*Problem requirements:* Copy out all lines that carry the word "this".

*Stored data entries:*
--
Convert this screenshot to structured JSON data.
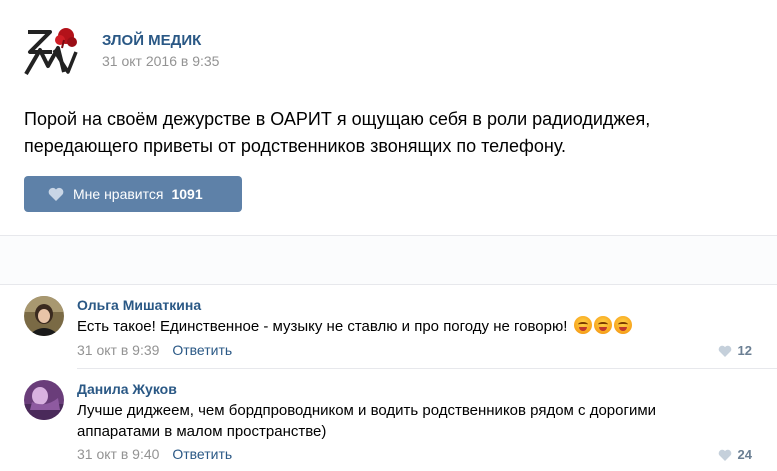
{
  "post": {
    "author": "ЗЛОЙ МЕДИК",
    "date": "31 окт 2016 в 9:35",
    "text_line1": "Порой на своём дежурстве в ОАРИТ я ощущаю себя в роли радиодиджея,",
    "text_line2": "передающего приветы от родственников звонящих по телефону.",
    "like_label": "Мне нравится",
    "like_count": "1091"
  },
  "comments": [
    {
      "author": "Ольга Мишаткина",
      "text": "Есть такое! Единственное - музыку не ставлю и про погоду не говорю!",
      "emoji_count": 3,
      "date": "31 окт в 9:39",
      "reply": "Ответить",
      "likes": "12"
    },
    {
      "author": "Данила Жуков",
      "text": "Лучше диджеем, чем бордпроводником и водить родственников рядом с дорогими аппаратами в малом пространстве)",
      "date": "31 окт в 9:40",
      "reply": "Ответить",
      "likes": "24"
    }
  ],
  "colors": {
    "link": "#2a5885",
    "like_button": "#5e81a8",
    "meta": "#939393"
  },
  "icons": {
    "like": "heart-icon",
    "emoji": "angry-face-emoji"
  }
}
--
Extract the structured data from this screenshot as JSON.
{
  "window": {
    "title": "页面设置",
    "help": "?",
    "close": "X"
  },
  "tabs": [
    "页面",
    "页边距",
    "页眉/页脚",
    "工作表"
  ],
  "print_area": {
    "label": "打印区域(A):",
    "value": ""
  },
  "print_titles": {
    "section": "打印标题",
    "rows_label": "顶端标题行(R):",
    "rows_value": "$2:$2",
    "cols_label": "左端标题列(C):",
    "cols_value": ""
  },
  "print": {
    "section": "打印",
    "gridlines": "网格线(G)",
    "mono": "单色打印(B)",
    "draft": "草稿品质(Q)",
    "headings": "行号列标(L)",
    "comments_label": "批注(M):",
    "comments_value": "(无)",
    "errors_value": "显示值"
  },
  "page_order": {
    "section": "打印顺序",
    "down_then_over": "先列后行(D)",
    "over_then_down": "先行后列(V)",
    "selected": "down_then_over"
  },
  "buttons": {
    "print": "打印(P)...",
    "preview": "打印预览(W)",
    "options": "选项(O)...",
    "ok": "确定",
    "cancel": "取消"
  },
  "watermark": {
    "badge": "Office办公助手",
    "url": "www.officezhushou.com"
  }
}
--
*Answer below:*
Convert this screenshot to structured JSON data.
Extract the structured data from this screenshot as JSON.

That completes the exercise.